:: Task instructions ::
In your copy, repeat each record exactly and include no pictures.

[[ Data section, beginning ]]

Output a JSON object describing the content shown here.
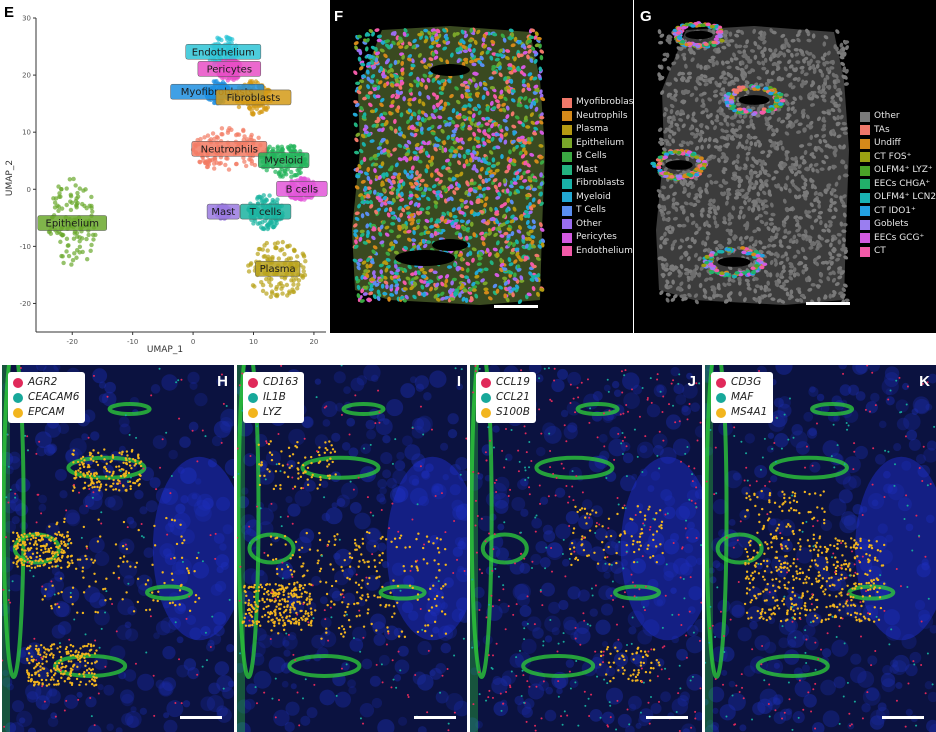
{
  "panel_e": {
    "label": "E",
    "chart_data": {
      "type": "scatter",
      "xlabel": "UMAP_1",
      "ylabel": "UMAP_2",
      "xlim": [
        -26,
        22
      ],
      "ylim": [
        -25,
        30
      ],
      "xticks": [
        "-20",
        "-10",
        "0",
        "10",
        "20"
      ],
      "yticks": [
        "-20",
        "-10",
        "0",
        "10",
        "20",
        "30"
      ],
      "clusters": [
        {
          "name": "Endothelium",
          "x": 5,
          "y": 24,
          "color": "#2ec4d6"
        },
        {
          "name": "Pericytes",
          "x": 6,
          "y": 21,
          "color": "#e84fc6"
        },
        {
          "name": "Myofibroblasts",
          "x": 4,
          "y": 17,
          "color": "#1f8fe0"
        },
        {
          "name": "Fibroblasts",
          "x": 10,
          "y": 16,
          "color": "#d49a16"
        },
        {
          "name": "Neutrophils",
          "x": 6,
          "y": 7,
          "color": "#f27a63"
        },
        {
          "name": "Myeloid",
          "x": 15,
          "y": 5,
          "color": "#22b35a"
        },
        {
          "name": "B cells",
          "x": 18,
          "y": 0,
          "color": "#e257d8"
        },
        {
          "name": "Mast",
          "x": 5,
          "y": -4,
          "color": "#9a7ae0"
        },
        {
          "name": "T cells",
          "x": 12,
          "y": -4,
          "color": "#1ab3a0"
        },
        {
          "name": "Plasma",
          "x": 14,
          "y": -14,
          "color": "#b8a21a"
        },
        {
          "name": "Epithelium",
          "x": -20,
          "y": -6,
          "color": "#6aa82c"
        }
      ]
    }
  },
  "panel_f": {
    "label": "F",
    "legend": [
      {
        "name": "Myofibroblasts",
        "color": "#f0786a"
      },
      {
        "name": "Neutrophils",
        "color": "#d4891a"
      },
      {
        "name": "Plasma",
        "color": "#b59a12"
      },
      {
        "name": "Epithelium",
        "color": "#7aa62a"
      },
      {
        "name": "B Cells",
        "color": "#3aa842"
      },
      {
        "name": "Mast",
        "color": "#22b280"
      },
      {
        "name": "Fibroblasts",
        "color": "#19b2a8"
      },
      {
        "name": "Myeloid",
        "color": "#22a8d4"
      },
      {
        "name": "T Cells",
        "color": "#5a8ef0"
      },
      {
        "name": "Other",
        "color": "#9a6ef0"
      },
      {
        "name": "Pericytes",
        "color": "#d35ae0"
      },
      {
        "name": "Endothelium",
        "color": "#f25aa8"
      }
    ]
  },
  "panel_g": {
    "label": "G",
    "legend": [
      {
        "name": "Other",
        "color": "#7a7a7a"
      },
      {
        "name": "TAs",
        "color": "#f0786a"
      },
      {
        "name": "Undiff",
        "color": "#d4891a"
      },
      {
        "name": "CT FOS⁺",
        "color": "#9aa012"
      },
      {
        "name": "OLFM4⁺ LYZ⁺",
        "color": "#4aa428"
      },
      {
        "name": "EECs CHGA⁺",
        "color": "#22b06a"
      },
      {
        "name": "OLFM4⁺ LCN2⁺",
        "color": "#19b2b2"
      },
      {
        "name": "CT IDO1⁺",
        "color": "#22a0e0"
      },
      {
        "name": "Goblets",
        "color": "#9a7ef0"
      },
      {
        "name": "EECs GCG⁺",
        "color": "#d35ae0"
      },
      {
        "name": "CT",
        "color": "#f25aa8"
      }
    ]
  },
  "fluor_colors": {
    "red": "#e0295a",
    "teal": "#17a89a",
    "yellow": "#f2b51e"
  },
  "panel_h": {
    "label": "H",
    "genes": [
      "AGR2",
      "CEACAM6",
      "EPCAM"
    ]
  },
  "panel_i": {
    "label": "I",
    "genes": [
      "CD163",
      "IL1B",
      "LYZ"
    ]
  },
  "panel_j": {
    "label": "J",
    "genes": [
      "CCL19",
      "CCL21",
      "S100B"
    ]
  },
  "panel_k": {
    "label": "K",
    "genes": [
      "CD3G",
      "MAF",
      "MS4A1"
    ]
  }
}
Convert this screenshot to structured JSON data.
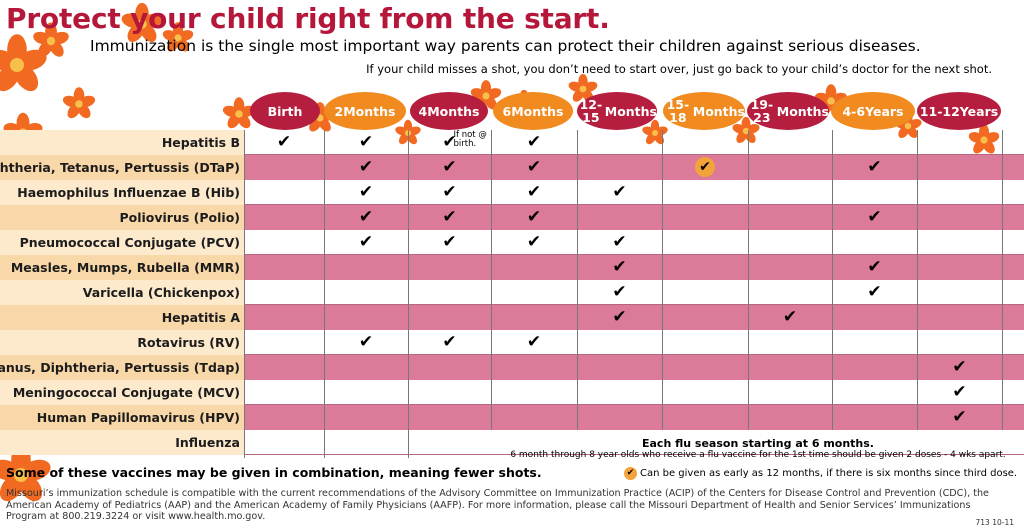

[[ Data section, end ]]

:: Written response ::
Output a JSON object describing the content shown here.
{
  "panel_e": {
    "label": "E",
    "chart_data": {
      "type": "scatter",
      "xlabel": "UMAP_1",
      "ylabel": "UMAP_2",
      "xlim": [
        -26,
        22
      ],
      "ylim": [
        -25,
        30
      ],
      "xticks": [
        "-20",
        "-10",
        "0",
        "10",
        "20"
      ],
      "yticks": [
        "-20",
        "-10",
        "0",
        "10",
        "20",
        "30"
      ],
      "clusters": [
        {
          "name": "Endothelium",
          "x": 5,
          "y": 24,
          "color": "#2ec4d6"
        },
        {
          "name": "Pericytes",
          "x": 6,
          "y": 21,
          "color": "#e84fc6"
        },
        {
          "name": "Myofibroblasts",
          "x": 4,
          "y": 17,
          "color": "#1f8fe0"
        },
        {
          "name": "Fibroblasts",
          "x": 10,
          "y": 16,
          "color": "#d49a16"
        },
        {
          "name": "Neutrophils",
          "x": 6,
          "y": 7,
          "color": "#f27a63"
        },
        {
          "name": "Myeloid",
          "x": 15,
          "y": 5,
          "color": "#22b35a"
        },
        {
          "name": "B cells",
          "x": 18,
          "y": 0,
          "color": "#e257d8"
        },
        {
          "name": "Mast",
          "x": 5,
          "y": -4,
          "color": "#9a7ae0"
        },
        {
          "name": "T cells",
          "x": 12,
          "y": -4,
          "color": "#1ab3a0"
        },
        {
          "name": "Plasma",
          "x": 14,
          "y": -14,
          "color": "#b8a21a"
        },
        {
          "name": "Epithelium",
          "x": -20,
          "y": -6,
          "color": "#6aa82c"
        }
      ]
    }
  },
  "panel_f": {
    "label": "F",
    "legend": [
      {
        "name": "Myofibroblasts",
        "color": "#f0786a"
      },
      {
        "name": "Neutrophils",
        "color": "#d4891a"
      },
      {
        "name": "Plasma",
        "color": "#b59a12"
      },
      {
        "name": "Epithelium",
        "color": "#7aa62a"
      },
      {
        "name": "B Cells",
        "color": "#3aa842"
      },
      {
        "name": "Mast",
        "color": "#22b280"
      },
      {
        "name": "Fibroblasts",
        "color": "#19b2a8"
      },
      {
        "name": "Myeloid",
        "color": "#22a8d4"
      },
      {
        "name": "T Cells",
        "color": "#5a8ef0"
      },
      {
        "name": "Other",
        "color": "#9a6ef0"
      },
      {
        "name": "Pericytes",
        "color": "#d35ae0"
      },
      {
        "name": "Endothelium",
        "color": "#f25aa8"
      }
    ]
  },
  "panel_g": {
    "label": "G",
    "legend": [
      {
        "name": "Other",
        "color": "#7a7a7a"
      },
      {
        "name": "TAs",
        "color": "#f0786a"
      },
      {
        "name": "Undiff",
        "color": "#d4891a"
      },
      {
        "name": "CT FOS⁺",
        "color": "#9aa012"
      },
      {
        "name": "OLFM4⁺ LYZ⁺",
        "color": "#4aa428"
      },
      {
        "name": "EECs CHGA⁺",
        "color": "#22b06a"
      },
      {
        "name": "OLFM4⁺ LCN2⁺",
        "color": "#19b2b2"
      },
      {
        "name": "CT IDO1⁺",
        "color": "#22a0e0"
      },
      {
        "name": "Goblets",
        "color": "#9a7ef0"
      },
      {
        "name": "EECs GCG⁺",
        "color": "#d35ae0"
      },
      {
        "name": "CT",
        "color": "#f25aa8"
      }
    ]
  },
  "fluor_colors": {
    "red": "#e0295a",
    "teal": "#17a89a",
    "yellow": "#f2b51e"
  },
  "panel_h": {
    "label": "H",
    "genes": [
      "AGR2",
      "CEACAM6",
      "EPCAM"
    ]
  },
  "panel_i": {
    "label": "I",
    "genes": [
      "CD163",
      "IL1B",
      "LYZ"
    ]
  },
  "panel_j": {
    "label": "J",
    "genes": [
      "CCL19",
      "CCL21",
      "S100B"
    ]
  },
  "panel_k": {
    "label": "K",
    "genes": [
      "CD3G",
      "MAF",
      "MS4A1"
    ]
  }
}
Convert this screenshot to structured JSON data.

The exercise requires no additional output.